■ **MATERIALS PROVIDED**:
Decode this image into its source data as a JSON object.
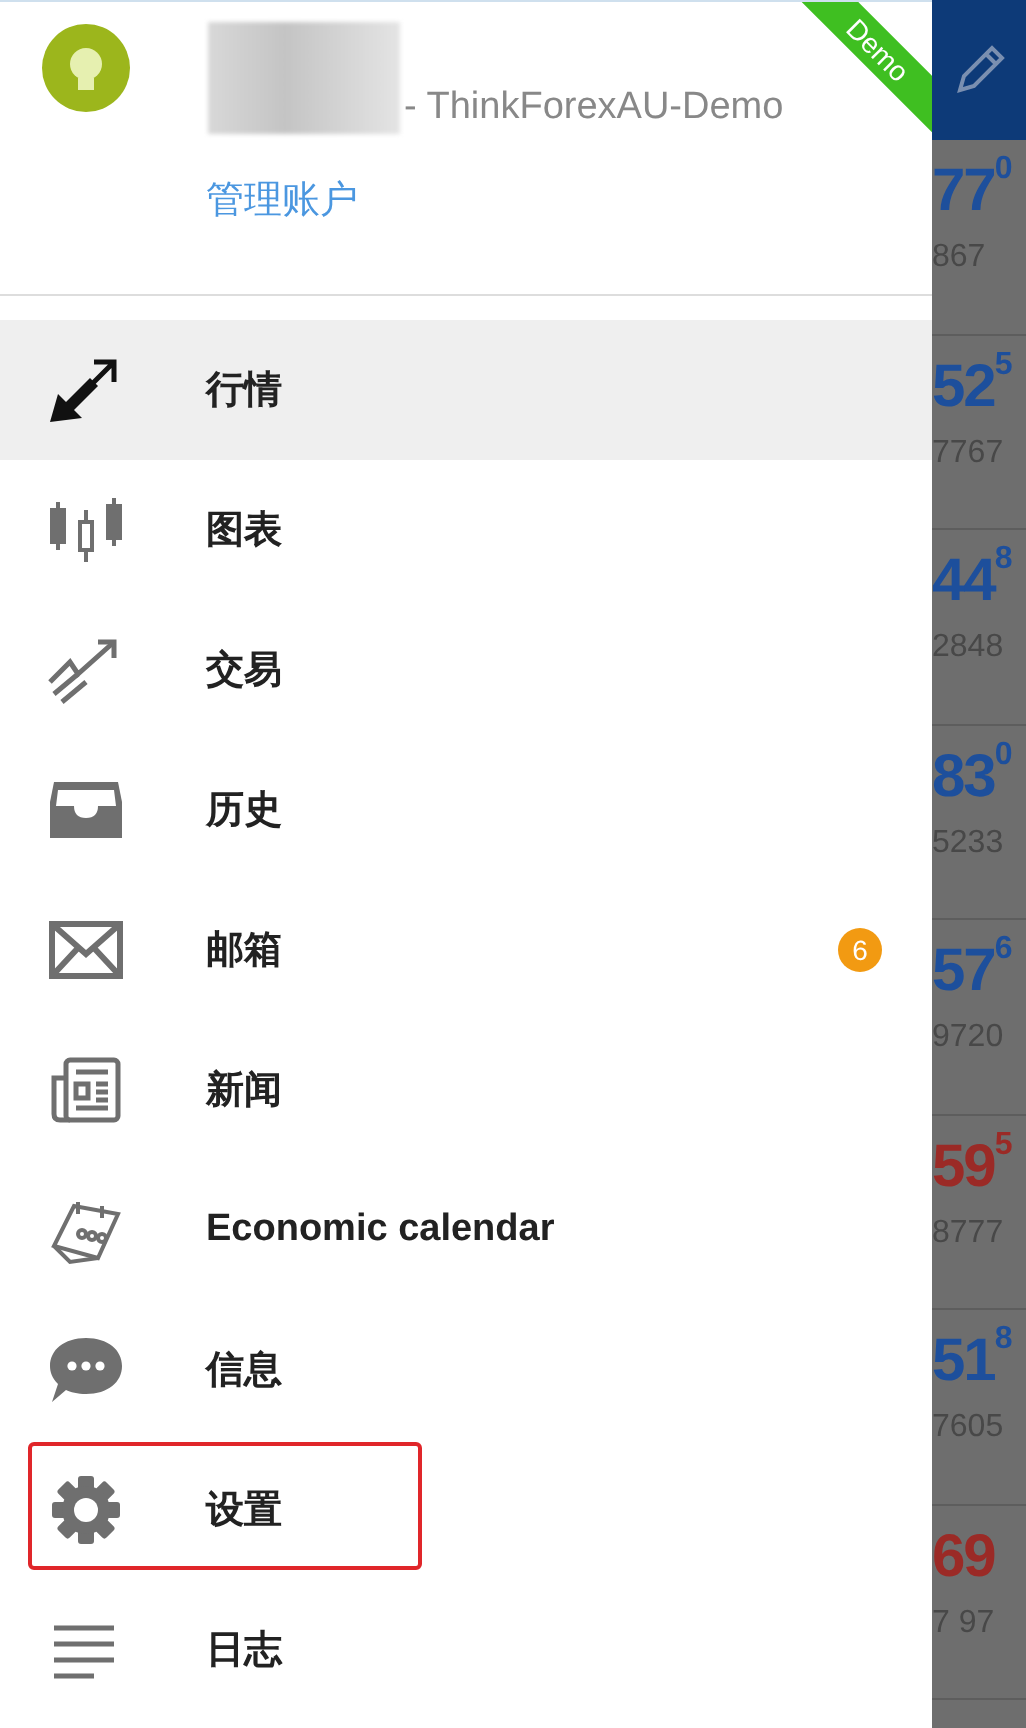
{
  "account": {
    "server": "- ThinkForexAU-Demo",
    "manage_link": "管理账户",
    "ribbon": "Demo"
  },
  "menu": [
    {
      "kind": "quotes",
      "label": "行情",
      "selected": true,
      "highlighted": false
    },
    {
      "kind": "chart",
      "label": "图表",
      "selected": false,
      "highlighted": false
    },
    {
      "kind": "trade",
      "label": "交易",
      "selected": false,
      "highlighted": false
    },
    {
      "kind": "history",
      "label": "历史",
      "selected": false,
      "highlighted": false
    },
    {
      "kind": "mail",
      "label": "邮箱",
      "selected": false,
      "highlighted": false,
      "badge": "6"
    },
    {
      "kind": "news",
      "label": "新闻",
      "selected": false,
      "highlighted": false
    },
    {
      "kind": "calendar",
      "label": "Economic calendar",
      "selected": false,
      "highlighted": false
    },
    {
      "kind": "messages",
      "label": "信息",
      "selected": false,
      "highlighted": false
    },
    {
      "kind": "settings",
      "label": "设置",
      "selected": false,
      "highlighted": true
    },
    {
      "kind": "journal",
      "label": "日志",
      "selected": false,
      "highlighted": false
    }
  ],
  "quotes": [
    {
      "price": "77",
      "pip": "0",
      "low": "867",
      "color": "#1d4f9c"
    },
    {
      "price": "52",
      "pip": "5",
      "low": "7767",
      "color": "#1d4f9c"
    },
    {
      "price": "44",
      "pip": "8",
      "low": "2848",
      "color": "#1d4f9c"
    },
    {
      "price": "83",
      "pip": "0",
      "low": "5233",
      "color": "#1d4f9c"
    },
    {
      "price": "57",
      "pip": "6",
      "low": "9720",
      "color": "#1d4f9c"
    },
    {
      "price": "59",
      "pip": "5",
      "low": "8777",
      "color": "#9b2a26"
    },
    {
      "price": "51",
      "pip": "8",
      "low": "7605",
      "color": "#1d4f9c"
    },
    {
      "price": "69",
      "low": "7 97",
      "color": "#9b2a26"
    }
  ]
}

■ **INSTRUCTIONS TO FOLLOW**:
Each record should be quoted exactly, with the images omitted.

■ **FINAL ANSWER**:
Decode this image into its source data as a JSON object.
{
  "account": {
    "server": "- ThinkForexAU-Demo",
    "manage_link": "管理账户",
    "ribbon": "Demo"
  },
  "menu": [
    {
      "kind": "quotes",
      "label": "行情",
      "selected": true,
      "highlighted": false
    },
    {
      "kind": "chart",
      "label": "图表",
      "selected": false,
      "highlighted": false
    },
    {
      "kind": "trade",
      "label": "交易",
      "selected": false,
      "highlighted": false
    },
    {
      "kind": "history",
      "label": "历史",
      "selected": false,
      "highlighted": false
    },
    {
      "kind": "mail",
      "label": "邮箱",
      "selected": false,
      "highlighted": false,
      "badge": "6"
    },
    {
      "kind": "news",
      "label": "新闻",
      "selected": false,
      "highlighted": false
    },
    {
      "kind": "calendar",
      "label": "Economic calendar",
      "selected": false,
      "highlighted": false
    },
    {
      "kind": "messages",
      "label": "信息",
      "selected": false,
      "highlighted": false
    },
    {
      "kind": "settings",
      "label": "设置",
      "selected": false,
      "highlighted": true
    },
    {
      "kind": "journal",
      "label": "日志",
      "selected": false,
      "highlighted": false
    }
  ],
  "quotes": [
    {
      "price": "77",
      "pip": "0",
      "low": "867",
      "color": "#1d4f9c"
    },
    {
      "price": "52",
      "pip": "5",
      "low": "7767",
      "color": "#1d4f9c"
    },
    {
      "price": "44",
      "pip": "8",
      "low": "2848",
      "color": "#1d4f9c"
    },
    {
      "price": "83",
      "pip": "0",
      "low": "5233",
      "color": "#1d4f9c"
    },
    {
      "price": "57",
      "pip": "6",
      "low": "9720",
      "color": "#1d4f9c"
    },
    {
      "price": "59",
      "pip": "5",
      "low": "8777",
      "color": "#9b2a26"
    },
    {
      "price": "51",
      "pip": "8",
      "low": "7605",
      "color": "#1d4f9c"
    },
    {
      "price": "69",
      "low": "7 97",
      "color": "#9b2a26"
    }
  ]
}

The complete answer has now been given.